税収も国民負担率も上昇傾向
前にも書いたように、日本の税収は7年連続で最高額を記録したが、当然ながら国民負担率(租税負担率と社会保障負担率を合計したもの)も高止まりしていて、2025年度は46.2%を見込んでいるという(財務省HPによる)。
つまり、私たちは年収のほぼ半分を、税金や社会保険料(これも税金の一種)として徴収されているわけだ。
これが教育や福祉やインフラ整備に手厚く回されているなら納得もできるが、医療費は削られて多くの国公立病院が赤字経営となり、患者負担(高額療養費制度やOTC類似薬など)も引き上げられようとしている。
おまけに、道路が陥没するなどインフラはガタガタ、福祉や介護に至っては国が決める給与が低いままで事業所が次々と倒産している。

▶ [作業指示] 本文で、税金や社会保険料が手厚く回されているなら納得できるとされている分野をすべて挙げよ。 このデータは本文とは無関係の別資料である。

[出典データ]
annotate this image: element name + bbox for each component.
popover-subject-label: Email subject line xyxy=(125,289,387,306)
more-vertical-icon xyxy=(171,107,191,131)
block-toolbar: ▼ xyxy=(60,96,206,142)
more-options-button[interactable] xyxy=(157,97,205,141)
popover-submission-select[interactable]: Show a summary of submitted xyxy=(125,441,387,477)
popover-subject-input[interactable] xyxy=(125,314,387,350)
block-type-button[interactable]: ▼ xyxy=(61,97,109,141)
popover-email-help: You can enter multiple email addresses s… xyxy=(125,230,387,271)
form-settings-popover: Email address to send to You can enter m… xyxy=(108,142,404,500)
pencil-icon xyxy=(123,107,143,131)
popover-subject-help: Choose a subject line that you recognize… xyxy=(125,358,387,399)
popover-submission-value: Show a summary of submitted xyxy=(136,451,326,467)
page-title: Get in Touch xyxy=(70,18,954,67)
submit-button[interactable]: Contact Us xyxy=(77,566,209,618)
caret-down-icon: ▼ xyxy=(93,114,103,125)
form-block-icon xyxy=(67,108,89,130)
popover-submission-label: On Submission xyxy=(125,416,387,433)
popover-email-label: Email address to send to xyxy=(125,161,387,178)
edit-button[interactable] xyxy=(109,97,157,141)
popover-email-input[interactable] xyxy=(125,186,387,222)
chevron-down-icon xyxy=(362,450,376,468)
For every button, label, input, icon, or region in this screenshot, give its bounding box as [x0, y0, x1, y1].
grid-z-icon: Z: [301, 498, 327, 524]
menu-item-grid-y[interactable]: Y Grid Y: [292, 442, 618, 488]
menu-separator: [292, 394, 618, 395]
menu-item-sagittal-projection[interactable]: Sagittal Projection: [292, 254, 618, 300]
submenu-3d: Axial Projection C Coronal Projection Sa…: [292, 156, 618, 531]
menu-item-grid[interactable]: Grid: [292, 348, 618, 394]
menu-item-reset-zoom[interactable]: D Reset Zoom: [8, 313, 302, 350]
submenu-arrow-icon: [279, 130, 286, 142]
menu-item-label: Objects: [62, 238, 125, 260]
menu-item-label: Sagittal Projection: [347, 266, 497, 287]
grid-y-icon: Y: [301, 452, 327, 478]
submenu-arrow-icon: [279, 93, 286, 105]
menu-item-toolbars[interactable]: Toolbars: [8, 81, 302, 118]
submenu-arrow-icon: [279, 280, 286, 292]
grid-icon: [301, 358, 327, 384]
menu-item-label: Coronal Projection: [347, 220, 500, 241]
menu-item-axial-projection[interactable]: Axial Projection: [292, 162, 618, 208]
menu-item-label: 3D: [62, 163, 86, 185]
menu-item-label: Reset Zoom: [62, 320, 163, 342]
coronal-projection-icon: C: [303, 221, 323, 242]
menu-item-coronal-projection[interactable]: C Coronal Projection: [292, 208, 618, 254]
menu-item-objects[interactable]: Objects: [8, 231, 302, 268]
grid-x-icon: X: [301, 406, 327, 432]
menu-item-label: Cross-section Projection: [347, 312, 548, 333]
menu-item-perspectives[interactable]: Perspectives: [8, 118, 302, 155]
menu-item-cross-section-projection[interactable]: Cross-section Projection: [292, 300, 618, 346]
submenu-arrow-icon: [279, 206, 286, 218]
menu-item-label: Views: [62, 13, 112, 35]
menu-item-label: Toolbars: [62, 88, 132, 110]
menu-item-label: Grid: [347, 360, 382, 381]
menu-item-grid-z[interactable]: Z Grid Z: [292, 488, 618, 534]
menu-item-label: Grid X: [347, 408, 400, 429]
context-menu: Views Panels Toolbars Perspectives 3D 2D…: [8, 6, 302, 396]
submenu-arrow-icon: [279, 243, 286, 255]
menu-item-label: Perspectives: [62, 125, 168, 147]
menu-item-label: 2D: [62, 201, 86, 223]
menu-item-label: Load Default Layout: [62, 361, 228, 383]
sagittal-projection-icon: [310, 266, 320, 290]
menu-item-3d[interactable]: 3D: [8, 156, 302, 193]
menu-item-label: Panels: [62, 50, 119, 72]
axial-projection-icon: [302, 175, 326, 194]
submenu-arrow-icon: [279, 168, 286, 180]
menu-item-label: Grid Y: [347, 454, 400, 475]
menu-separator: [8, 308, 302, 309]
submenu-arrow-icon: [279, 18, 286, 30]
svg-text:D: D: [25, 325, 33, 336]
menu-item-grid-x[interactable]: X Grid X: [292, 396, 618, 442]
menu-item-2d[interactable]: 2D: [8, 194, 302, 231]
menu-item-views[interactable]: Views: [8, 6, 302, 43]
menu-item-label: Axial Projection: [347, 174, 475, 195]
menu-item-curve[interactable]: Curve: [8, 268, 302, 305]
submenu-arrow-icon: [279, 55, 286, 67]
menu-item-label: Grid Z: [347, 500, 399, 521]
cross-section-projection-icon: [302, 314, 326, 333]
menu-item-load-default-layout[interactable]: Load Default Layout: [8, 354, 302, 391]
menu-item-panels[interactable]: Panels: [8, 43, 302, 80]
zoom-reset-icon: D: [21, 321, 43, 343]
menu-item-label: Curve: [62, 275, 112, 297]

▶ [解答] 教育、福祉、インフラ整備